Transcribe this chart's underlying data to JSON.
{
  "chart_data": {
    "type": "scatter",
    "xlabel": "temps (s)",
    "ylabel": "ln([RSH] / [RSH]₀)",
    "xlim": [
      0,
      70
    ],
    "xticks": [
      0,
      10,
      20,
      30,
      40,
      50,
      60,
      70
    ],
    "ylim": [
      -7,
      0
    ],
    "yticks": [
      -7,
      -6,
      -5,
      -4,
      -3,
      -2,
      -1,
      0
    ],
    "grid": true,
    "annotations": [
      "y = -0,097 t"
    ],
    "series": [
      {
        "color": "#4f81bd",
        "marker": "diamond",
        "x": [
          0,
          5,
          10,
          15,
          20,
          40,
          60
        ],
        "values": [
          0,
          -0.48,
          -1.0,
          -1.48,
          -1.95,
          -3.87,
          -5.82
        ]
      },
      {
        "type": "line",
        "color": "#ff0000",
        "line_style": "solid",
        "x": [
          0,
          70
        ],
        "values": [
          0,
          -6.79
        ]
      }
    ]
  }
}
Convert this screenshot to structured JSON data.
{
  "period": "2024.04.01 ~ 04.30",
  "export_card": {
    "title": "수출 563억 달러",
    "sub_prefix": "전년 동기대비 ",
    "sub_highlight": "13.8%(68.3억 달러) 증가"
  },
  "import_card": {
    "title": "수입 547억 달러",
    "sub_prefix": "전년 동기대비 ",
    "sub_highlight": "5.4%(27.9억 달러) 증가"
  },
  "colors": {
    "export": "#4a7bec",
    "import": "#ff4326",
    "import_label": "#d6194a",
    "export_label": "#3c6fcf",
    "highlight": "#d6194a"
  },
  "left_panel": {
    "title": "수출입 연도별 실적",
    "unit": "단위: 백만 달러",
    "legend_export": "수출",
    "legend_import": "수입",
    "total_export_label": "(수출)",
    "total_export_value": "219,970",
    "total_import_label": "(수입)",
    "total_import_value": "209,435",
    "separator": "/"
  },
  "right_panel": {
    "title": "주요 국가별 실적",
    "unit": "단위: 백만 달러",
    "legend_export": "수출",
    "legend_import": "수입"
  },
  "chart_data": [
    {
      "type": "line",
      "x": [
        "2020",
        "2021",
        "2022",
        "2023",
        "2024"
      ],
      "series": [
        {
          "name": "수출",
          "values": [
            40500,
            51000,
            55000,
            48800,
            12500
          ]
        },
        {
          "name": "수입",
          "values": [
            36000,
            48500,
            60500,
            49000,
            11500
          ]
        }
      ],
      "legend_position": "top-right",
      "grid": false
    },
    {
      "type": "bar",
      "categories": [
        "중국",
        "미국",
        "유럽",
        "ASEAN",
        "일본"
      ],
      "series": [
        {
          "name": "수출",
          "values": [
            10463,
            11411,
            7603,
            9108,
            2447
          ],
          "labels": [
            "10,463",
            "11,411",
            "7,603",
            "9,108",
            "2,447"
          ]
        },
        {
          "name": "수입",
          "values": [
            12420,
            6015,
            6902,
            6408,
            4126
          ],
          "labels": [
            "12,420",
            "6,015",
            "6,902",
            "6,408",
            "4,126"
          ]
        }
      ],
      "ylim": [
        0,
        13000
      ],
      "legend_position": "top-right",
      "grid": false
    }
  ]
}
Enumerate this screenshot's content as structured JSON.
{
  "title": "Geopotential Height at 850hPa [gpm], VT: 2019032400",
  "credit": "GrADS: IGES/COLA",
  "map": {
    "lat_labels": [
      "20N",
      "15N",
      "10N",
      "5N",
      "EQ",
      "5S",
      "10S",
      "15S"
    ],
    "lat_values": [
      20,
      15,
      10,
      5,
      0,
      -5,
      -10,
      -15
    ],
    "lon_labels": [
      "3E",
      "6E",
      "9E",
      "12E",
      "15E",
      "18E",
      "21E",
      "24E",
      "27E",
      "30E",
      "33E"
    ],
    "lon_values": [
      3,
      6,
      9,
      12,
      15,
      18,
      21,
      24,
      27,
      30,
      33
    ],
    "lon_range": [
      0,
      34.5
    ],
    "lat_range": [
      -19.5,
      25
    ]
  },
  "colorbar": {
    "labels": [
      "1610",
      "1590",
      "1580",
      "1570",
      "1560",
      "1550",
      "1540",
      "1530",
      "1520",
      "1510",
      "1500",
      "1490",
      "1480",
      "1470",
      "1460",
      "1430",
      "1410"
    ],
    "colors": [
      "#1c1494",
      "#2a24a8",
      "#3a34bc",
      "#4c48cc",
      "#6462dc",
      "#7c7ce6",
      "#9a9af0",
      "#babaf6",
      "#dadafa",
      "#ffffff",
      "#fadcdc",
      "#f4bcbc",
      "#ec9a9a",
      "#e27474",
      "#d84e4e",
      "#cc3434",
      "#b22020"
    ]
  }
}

• • • • •

→ Problem description
From the data above, copy out every line with the string "JSON" in it.

→ Task result
Transcribe this chart's underlying data to JSON.
Convert this screenshot to structured JSON data.
Enumerate this screenshot's content as structured JSON.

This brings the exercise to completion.